BEGIN Exercise data

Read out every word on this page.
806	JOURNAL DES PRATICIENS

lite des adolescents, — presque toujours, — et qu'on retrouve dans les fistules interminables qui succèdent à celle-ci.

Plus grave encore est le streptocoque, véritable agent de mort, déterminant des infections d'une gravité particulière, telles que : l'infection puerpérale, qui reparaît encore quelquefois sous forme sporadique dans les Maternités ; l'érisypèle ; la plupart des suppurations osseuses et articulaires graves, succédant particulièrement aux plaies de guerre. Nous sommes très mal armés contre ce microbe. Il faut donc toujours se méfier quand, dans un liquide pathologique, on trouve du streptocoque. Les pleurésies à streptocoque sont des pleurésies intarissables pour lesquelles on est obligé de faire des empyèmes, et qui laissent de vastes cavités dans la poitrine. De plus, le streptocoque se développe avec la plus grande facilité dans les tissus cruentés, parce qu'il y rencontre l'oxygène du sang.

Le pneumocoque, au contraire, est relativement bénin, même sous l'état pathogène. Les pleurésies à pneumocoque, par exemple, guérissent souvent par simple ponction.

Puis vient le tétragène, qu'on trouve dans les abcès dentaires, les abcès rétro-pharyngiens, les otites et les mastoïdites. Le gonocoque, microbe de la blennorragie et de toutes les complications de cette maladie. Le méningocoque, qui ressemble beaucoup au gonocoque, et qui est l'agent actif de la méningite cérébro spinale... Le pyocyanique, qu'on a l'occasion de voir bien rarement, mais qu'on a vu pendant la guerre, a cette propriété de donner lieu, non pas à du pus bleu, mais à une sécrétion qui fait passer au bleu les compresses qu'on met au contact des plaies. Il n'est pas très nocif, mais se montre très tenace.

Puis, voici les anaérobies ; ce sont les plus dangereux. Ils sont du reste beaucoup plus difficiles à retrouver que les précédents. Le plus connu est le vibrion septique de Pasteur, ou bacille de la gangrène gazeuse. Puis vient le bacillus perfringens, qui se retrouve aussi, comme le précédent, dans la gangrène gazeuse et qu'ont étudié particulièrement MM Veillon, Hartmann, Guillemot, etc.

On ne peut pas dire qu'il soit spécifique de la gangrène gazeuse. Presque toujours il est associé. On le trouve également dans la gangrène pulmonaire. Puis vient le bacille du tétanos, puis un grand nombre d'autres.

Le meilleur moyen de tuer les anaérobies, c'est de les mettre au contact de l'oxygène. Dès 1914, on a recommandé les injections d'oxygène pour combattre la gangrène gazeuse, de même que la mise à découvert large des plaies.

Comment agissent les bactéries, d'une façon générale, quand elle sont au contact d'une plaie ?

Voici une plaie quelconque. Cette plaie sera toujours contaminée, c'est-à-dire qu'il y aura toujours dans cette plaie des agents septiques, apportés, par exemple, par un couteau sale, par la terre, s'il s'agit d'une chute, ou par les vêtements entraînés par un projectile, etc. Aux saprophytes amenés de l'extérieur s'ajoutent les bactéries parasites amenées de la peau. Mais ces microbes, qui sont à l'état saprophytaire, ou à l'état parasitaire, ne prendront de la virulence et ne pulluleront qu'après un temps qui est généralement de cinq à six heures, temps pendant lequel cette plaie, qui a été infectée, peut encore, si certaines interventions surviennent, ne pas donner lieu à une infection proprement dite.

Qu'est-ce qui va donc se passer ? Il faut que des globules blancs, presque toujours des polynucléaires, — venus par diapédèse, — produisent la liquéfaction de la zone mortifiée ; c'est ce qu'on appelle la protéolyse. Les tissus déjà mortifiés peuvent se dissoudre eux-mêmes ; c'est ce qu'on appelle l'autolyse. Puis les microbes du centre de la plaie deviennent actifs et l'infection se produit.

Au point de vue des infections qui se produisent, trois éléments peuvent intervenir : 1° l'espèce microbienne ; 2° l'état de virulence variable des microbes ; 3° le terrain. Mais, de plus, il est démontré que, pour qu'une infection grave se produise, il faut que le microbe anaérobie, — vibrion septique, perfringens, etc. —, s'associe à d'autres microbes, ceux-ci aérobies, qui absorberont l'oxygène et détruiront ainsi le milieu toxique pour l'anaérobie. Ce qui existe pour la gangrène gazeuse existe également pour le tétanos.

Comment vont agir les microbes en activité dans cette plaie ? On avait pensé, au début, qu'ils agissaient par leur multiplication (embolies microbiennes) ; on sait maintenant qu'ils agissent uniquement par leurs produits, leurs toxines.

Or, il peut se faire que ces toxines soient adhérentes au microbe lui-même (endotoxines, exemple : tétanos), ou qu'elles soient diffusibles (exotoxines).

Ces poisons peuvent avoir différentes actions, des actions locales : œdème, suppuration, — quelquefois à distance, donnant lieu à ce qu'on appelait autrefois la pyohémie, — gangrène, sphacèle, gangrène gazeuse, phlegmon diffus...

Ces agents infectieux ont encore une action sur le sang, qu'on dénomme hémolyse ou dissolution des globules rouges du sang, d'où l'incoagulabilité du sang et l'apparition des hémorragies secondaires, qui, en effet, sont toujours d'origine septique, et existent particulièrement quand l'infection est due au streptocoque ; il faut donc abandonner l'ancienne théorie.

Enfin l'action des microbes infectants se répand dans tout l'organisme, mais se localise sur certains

END Exercise data

In the records above, find each line with the word "toxines" and copy it out.

Comment vont agir les microbes en activité dans cette plaie ? On avait pensé, au début, qu'ils agissaient par leur multiplication (embolies microbiennes) ; on sait maintenant qu'ils agissent uniquement par leurs produits, leurs toxines.
Or, il peut se faire que ces toxines soient adhérentes au microbe lui-même (endotoxines, exemple : tétanos), ou qu'elles soient diffusibles (exotoxines).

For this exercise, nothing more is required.